══ 読解用抜粋 ══
有名なアルゴリズムの本はC++で書かれているものが多く、pythonで学べる本を探していたところ当書を見つけました。
原書がMITから出されており恐れていましたが、atcoder灰色の僕でも頑張れば読めるレベルでした。
ただ、他のレビューにもある通り読みづらさは少しあります。
(訳がわかりにくい?)

全21章から構成され、それぞれの章で一つの「問題」が設定されています。
「問題」に関しては無機質なものでなく、面白い設定がされています。飽きずに最後まで取り組めます。
流れは最初に思いつきそうなアルゴリズムを示してから綺麗なアルゴリズムを紹介してくれます。
その後に練習問題が3題ほど出題されます。

サンプルコードはMITサイトのCode for Selected Puzzle Solutionsから落としてこれます。(python3対応)
が、残念なことに練習問題の解答がついていませんでした。
わからない問題の答えがないのでかなりストレスになります。

前半は基本的な文法がわかれば比較的容易に解けると思います。
後半は再帰を使わないと解けないので難しく感じました。
ただ、問題の設定が面白いので最後まで読み切れると思います(問題が全部解けるかは別です)。興味がわけばぜひ!

以下当書で学べるアルゴリズムを自分なりにまとめます。

学べたこと

1.二分探索
2.bit全探索
3.再帰
4.マージソート
5.クイックソート
6.深さ優先探索
7.幅優先探索

1-二分探索

ソート済みの配列から任意の要素を探索する一番有名?なアルゴリズム。
═══
══ エントリ一覧 ══
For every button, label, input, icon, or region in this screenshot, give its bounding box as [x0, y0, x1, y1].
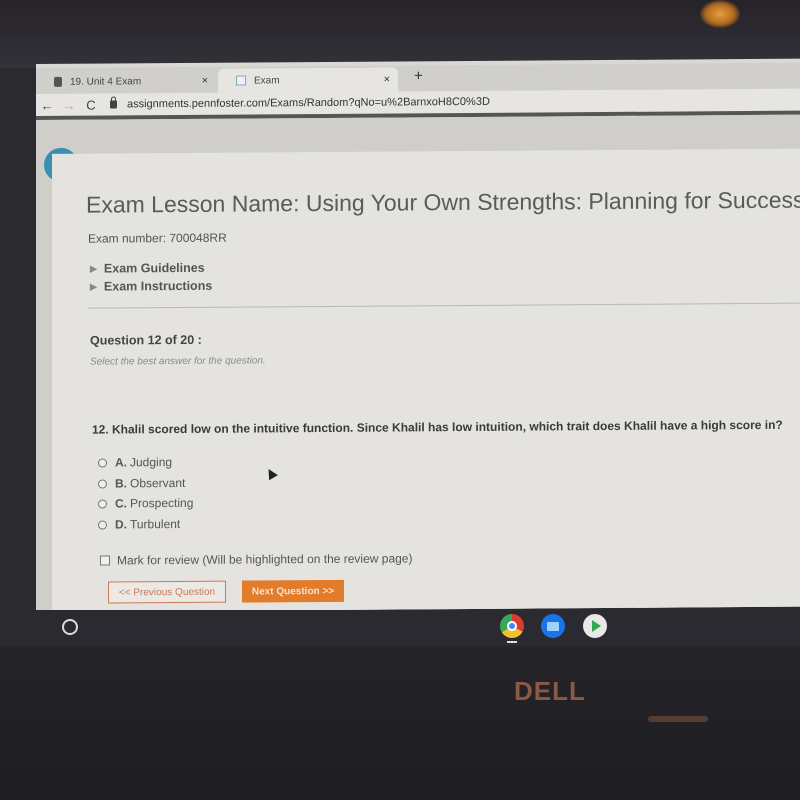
option-text: Turbulent [130, 516, 181, 532]
option-letter: C. [115, 496, 127, 511]
triangle-right-icon: ▶ [90, 281, 97, 292]
launcher-button[interactable] [62, 619, 78, 635]
mark-for-review[interactable]: Mark for review (Will be highlighted on … [100, 551, 412, 567]
lock-icon [110, 100, 117, 109]
radio-button[interactable] [98, 458, 107, 468]
option-letter: D. [115, 517, 127, 532]
option-text: Prospecting [130, 495, 194, 511]
dell-logo: DELL [514, 676, 586, 706]
forward-button[interactable]: → [58, 97, 80, 112]
document-icon [236, 75, 246, 86]
book-icon [54, 76, 62, 87]
chromeos-shelf [36, 610, 800, 646]
chrome-icon[interactable] [500, 614, 524, 638]
answer-option-c[interactable]: C. Prospecting [98, 496, 193, 511]
question-header: Question 12 of 20 : [90, 332, 202, 348]
review-checkbox[interactable] [100, 555, 110, 566]
triangle-right-icon: ▶ [90, 263, 97, 274]
exam-number: Exam number: 700048RR [88, 230, 227, 246]
laptop-bezel-bottom [0, 646, 800, 800]
url-text: assignments.pennfoster.com/Exams/Random?… [127, 95, 490, 111]
page-title: Exam Lesson Name: Using Your Own Strengt… [86, 186, 800, 218]
tab-unit-4-exam[interactable]: 19. Unit 4 Exam × [36, 69, 216, 94]
answer-option-d[interactable]: D. Turbulent [98, 517, 180, 532]
page-content: [A Exam Lesson Name: Using Your Own Stre… [36, 114, 800, 612]
radio-button[interactable] [98, 479, 107, 489]
exam-instructions-toggle[interactable]: ▶ Exam Instructions [90, 279, 212, 294]
bezel-sticker [648, 716, 708, 722]
question-instruction: Select the best answer for the question. [90, 355, 266, 368]
close-tab-icon[interactable]: × [202, 75, 208, 87]
laptop-bezel-top [0, 0, 800, 68]
screen: 19. Unit 4 Exam × Exam × + ← → C assignm… [36, 58, 800, 612]
play-store-icon[interactable] [583, 614, 607, 638]
running-indicator [507, 641, 517, 643]
radio-button[interactable] [98, 499, 107, 509]
previous-question-button[interactable]: << Previous Question [108, 580, 226, 604]
expander-label: Exam Guidelines [103, 260, 205, 276]
option-letter: B. [115, 476, 127, 491]
option-text: Observant [130, 475, 186, 491]
answer-option-a[interactable]: A. Judging [98, 455, 172, 470]
option-text: Judging [130, 455, 173, 470]
option-letter: A. [115, 455, 127, 470]
exam-guidelines-toggle[interactable]: ▶ Exam Guidelines [90, 261, 205, 276]
answer-option-b[interactable]: B. Observant [98, 476, 185, 491]
files-icon[interactable] [541, 614, 565, 638]
expander-label: Exam Instructions [103, 278, 213, 294]
review-label: Mark for review (Will be highlighted on … [117, 551, 413, 568]
radio-button[interactable] [98, 520, 107, 530]
tab-label: Exam [254, 74, 280, 86]
reload-button[interactable]: C [80, 97, 102, 112]
light-glare [700, 0, 740, 28]
next-question-button[interactable]: Next Question >> [242, 579, 344, 603]
new-tab-button[interactable]: + [414, 67, 423, 84]
close-tab-icon[interactable]: × [384, 74, 390, 86]
tab-label: 19. Unit 4 Exam [70, 75, 142, 88]
tab-exam[interactable]: Exam × [218, 67, 398, 93]
back-button[interactable]: ← [36, 97, 58, 112]
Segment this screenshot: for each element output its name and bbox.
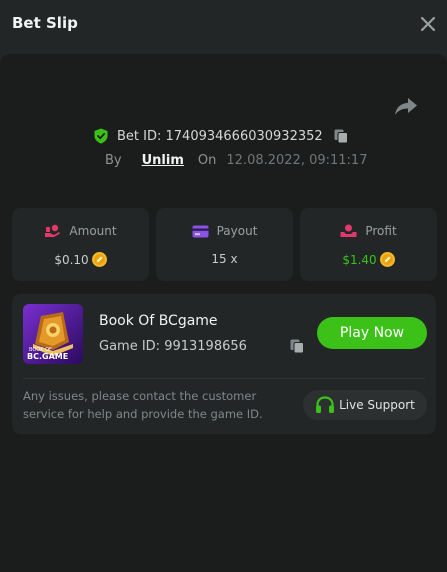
═══
**作業指示**
アルゴリズム書籍のレビューについて、最後の文に続く部分を書き足してください。

**回答文**
単純なループ処理で見つけりとO(N)かかるところをO(logN)で求めることができる!
応用が効くのでアルゴリズム入門にGOOD!

方針

1.配列の中間の要素と調べたい要素の大小を調べる
2-a.調べたい要素の方が大きければ探索範囲を(中間~最後)の範囲に絞る
2-b.調べたい要素の方が小さければ探索範囲を(最初~中間) の範囲に絞る
>1,2の繰り返し

実装

array = [1,2,3,4,5,6,7,8,9]
target = 9

top = len(array) - 1
bottom = 0

while top >= bottom:
    middle = (top + bottom) // 2
    if array[middle] < target:
        bottom = middle + 1
    elif array[middle] > target:
        top = middle - 1
    elif array[middle] == target:
        print(f'{middle + 1}番目に発見!')
        break
else:
    print('存在しない!')

2-bit全探索

「9章アメリカズ・ゴット・タレント」で出てくる。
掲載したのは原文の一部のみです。